## WHAT THE EXERCISE ASKS
Wherever the string "clear" appears in the listing, copy that line.

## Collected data
════
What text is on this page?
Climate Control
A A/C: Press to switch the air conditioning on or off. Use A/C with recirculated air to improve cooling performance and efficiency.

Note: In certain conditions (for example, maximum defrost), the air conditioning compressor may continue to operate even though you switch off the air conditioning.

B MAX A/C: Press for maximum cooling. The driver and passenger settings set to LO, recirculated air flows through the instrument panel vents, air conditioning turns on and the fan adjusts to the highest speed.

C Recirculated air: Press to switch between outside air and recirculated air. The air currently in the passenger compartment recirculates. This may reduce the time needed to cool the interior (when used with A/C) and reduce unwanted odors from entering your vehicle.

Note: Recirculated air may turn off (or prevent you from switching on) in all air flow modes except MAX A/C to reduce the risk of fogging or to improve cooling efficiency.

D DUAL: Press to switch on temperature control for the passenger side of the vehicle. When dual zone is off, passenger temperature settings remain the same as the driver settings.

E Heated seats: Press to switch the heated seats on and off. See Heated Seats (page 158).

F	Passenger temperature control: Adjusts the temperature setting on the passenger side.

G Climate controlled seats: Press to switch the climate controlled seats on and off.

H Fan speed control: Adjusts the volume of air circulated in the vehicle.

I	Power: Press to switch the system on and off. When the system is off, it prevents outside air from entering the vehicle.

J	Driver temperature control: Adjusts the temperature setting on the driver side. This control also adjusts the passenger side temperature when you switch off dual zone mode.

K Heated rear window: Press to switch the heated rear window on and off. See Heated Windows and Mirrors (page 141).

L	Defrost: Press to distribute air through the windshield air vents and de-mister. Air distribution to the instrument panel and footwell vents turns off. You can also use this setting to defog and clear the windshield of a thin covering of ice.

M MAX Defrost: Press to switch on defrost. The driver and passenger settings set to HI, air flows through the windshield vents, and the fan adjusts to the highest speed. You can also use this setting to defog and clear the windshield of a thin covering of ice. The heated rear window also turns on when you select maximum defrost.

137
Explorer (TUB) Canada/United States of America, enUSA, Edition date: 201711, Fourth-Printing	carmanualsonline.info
════
## REPLY TO THE EXERCISE
L	Defrost: Press to distribute air through the windshield air vents and de-mister. Air distribution to the instrument panel and footwell vents turns off. You can also use this setting to defog and clear the windshield of a thin covering of ice.
M MAX Defrost: Press to switch on defrost. The driver and passenger settings set to HI, air flows through the windshield vents, and the fan adjusts to the highest speed. You can also use this setting to defog and clear the windshield of a thin covering of ice. The heated rear window also turns on when you select maximum defrost.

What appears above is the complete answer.